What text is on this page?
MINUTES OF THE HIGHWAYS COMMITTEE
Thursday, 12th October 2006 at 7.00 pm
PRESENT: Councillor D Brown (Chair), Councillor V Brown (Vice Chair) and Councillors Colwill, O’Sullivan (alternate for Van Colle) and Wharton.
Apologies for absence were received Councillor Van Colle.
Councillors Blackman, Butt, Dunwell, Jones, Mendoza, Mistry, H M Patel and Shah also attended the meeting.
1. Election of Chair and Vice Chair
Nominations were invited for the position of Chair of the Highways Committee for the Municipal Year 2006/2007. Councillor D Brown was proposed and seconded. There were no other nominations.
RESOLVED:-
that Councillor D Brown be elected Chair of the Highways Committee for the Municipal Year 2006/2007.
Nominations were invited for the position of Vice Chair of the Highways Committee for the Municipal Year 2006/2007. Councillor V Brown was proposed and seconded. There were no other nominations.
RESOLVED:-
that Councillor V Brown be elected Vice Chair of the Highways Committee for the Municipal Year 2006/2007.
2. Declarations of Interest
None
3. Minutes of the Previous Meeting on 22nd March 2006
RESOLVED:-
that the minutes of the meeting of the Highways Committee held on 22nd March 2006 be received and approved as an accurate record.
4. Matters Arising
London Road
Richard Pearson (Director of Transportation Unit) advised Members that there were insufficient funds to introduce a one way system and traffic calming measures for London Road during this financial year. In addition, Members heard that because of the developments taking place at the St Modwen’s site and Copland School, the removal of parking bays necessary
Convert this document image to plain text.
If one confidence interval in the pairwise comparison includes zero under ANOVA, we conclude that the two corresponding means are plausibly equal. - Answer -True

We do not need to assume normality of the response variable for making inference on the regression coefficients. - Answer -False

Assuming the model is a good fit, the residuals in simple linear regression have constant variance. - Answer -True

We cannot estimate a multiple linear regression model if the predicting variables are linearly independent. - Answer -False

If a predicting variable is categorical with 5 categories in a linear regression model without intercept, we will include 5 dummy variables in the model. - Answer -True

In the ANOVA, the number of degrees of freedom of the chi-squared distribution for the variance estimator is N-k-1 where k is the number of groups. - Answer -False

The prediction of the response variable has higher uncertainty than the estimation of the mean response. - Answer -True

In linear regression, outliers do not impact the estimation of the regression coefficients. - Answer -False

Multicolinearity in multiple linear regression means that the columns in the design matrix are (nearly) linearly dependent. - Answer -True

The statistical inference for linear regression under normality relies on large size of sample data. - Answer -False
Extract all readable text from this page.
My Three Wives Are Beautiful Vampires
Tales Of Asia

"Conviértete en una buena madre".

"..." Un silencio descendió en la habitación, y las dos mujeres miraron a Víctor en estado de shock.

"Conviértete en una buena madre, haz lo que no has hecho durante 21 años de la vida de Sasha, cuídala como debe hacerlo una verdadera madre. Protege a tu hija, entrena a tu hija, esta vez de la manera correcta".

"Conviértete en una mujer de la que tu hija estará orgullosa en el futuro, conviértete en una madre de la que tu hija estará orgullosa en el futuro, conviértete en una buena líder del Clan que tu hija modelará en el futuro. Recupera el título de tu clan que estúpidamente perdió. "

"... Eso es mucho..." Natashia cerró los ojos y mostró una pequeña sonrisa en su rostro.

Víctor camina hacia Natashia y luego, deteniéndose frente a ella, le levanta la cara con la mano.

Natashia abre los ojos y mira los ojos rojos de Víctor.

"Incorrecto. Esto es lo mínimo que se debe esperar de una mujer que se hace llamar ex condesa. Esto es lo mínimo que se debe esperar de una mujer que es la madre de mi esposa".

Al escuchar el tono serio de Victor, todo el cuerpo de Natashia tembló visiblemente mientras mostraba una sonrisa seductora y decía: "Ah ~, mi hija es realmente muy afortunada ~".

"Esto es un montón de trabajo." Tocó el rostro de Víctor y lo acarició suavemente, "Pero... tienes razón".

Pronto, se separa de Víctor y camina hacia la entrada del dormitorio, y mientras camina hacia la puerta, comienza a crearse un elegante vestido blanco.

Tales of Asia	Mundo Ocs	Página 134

*Exercise instructions*:
Check every line of the material for the string "normality" and give the number of lines that have it, without anything else.

*Full solution*:
2